Task to carry out:
In the listing below, locate the lines that hold the string "marker". Copy those lines.

Dataset rows about figures:

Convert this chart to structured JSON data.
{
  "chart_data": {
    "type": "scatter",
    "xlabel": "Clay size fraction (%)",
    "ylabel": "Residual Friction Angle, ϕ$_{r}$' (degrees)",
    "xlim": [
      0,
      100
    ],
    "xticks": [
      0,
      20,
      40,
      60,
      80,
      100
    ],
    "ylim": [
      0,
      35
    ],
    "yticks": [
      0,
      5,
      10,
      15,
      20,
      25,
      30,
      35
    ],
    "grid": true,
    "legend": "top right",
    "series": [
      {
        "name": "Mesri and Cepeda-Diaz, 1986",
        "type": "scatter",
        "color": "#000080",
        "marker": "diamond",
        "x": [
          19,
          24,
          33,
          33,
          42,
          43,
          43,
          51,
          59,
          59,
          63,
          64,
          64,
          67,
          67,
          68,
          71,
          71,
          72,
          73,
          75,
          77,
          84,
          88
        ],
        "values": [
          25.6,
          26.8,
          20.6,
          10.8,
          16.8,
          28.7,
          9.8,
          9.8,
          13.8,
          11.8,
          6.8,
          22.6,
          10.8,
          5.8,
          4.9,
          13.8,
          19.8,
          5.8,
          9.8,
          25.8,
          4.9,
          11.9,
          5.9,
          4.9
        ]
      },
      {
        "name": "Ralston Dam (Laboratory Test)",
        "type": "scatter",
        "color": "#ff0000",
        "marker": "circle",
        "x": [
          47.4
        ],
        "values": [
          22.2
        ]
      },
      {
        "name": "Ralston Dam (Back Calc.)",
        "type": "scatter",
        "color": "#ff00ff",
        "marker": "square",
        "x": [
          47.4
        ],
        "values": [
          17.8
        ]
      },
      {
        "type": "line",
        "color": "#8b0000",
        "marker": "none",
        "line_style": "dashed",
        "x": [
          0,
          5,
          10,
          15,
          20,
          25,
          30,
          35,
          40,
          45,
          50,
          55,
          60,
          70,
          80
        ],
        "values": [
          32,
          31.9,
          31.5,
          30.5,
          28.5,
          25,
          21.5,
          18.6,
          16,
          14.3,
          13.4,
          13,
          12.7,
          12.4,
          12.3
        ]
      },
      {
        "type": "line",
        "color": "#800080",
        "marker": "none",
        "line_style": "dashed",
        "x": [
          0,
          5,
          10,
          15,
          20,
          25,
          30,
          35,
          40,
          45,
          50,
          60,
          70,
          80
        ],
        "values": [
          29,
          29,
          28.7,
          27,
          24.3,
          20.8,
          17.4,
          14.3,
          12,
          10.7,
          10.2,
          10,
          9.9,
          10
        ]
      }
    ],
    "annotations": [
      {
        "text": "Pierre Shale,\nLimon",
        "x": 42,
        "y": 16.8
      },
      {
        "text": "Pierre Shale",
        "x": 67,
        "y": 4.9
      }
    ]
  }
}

* * *

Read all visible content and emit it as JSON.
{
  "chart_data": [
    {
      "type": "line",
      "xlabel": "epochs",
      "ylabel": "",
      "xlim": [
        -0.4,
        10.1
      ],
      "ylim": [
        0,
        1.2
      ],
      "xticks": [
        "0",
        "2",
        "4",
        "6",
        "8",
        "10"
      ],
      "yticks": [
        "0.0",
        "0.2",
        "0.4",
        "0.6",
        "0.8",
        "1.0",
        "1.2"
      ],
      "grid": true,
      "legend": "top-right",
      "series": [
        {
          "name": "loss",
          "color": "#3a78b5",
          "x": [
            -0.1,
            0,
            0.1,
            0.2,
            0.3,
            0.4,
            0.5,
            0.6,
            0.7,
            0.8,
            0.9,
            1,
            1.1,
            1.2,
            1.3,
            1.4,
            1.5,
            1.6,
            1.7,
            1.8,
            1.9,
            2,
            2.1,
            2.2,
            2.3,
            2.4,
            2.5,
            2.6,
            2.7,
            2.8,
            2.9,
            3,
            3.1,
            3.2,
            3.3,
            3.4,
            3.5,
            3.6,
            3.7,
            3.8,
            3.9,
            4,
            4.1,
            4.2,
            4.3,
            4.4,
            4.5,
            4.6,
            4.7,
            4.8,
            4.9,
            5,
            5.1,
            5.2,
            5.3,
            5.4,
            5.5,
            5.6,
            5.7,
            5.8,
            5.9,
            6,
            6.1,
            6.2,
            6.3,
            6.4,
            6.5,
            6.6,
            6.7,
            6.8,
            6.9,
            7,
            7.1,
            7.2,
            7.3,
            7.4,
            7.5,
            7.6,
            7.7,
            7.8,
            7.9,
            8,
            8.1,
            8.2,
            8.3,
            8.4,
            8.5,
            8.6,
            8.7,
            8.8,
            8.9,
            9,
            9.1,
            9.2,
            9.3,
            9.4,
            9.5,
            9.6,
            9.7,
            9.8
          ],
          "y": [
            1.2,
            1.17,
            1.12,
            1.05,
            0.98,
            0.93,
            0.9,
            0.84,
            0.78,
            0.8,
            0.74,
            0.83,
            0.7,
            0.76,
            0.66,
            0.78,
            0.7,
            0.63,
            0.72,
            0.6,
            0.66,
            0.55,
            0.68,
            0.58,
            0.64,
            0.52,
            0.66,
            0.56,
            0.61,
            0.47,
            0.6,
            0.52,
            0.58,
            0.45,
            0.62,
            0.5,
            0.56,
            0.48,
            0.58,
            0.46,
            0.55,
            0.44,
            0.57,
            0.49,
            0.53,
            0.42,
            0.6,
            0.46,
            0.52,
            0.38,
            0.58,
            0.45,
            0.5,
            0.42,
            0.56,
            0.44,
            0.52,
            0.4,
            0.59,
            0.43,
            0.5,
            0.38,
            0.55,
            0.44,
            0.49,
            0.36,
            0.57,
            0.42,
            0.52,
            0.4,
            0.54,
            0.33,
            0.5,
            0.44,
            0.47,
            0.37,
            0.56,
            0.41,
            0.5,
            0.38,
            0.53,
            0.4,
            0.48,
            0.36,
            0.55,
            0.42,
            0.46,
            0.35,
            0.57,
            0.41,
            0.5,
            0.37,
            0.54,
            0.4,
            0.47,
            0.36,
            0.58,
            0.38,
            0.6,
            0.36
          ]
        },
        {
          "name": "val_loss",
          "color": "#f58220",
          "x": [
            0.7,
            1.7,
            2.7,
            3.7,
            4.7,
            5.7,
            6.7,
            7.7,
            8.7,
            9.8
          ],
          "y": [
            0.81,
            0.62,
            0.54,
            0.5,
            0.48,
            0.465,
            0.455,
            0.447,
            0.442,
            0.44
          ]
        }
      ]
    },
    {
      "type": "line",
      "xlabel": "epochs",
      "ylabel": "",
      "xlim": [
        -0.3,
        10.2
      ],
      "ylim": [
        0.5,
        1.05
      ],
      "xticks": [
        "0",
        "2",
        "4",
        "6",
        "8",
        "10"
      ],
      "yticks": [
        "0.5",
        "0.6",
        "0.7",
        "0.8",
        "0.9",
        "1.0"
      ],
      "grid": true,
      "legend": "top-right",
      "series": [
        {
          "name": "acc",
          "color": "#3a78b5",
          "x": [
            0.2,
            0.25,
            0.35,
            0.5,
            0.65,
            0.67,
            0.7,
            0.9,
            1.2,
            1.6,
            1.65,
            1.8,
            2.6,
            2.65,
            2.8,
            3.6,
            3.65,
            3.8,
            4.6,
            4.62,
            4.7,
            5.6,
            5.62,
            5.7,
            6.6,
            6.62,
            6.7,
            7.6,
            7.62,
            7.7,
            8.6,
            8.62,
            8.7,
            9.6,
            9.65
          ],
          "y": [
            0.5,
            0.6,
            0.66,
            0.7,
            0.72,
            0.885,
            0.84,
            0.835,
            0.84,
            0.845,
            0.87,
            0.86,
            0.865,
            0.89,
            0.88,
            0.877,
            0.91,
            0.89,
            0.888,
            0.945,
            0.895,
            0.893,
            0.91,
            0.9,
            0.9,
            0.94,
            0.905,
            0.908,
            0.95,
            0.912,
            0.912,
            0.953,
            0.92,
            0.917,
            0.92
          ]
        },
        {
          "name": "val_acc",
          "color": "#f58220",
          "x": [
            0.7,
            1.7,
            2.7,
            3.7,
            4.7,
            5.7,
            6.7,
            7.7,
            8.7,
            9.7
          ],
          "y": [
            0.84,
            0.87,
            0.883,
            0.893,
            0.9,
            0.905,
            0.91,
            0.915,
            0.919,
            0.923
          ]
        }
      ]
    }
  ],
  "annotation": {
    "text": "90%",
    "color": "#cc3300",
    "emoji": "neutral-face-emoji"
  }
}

The output:
        "marker": "diamond",
        "marker": "circle",
        "marker": "square",
        "marker": "none",
        "marker": "none",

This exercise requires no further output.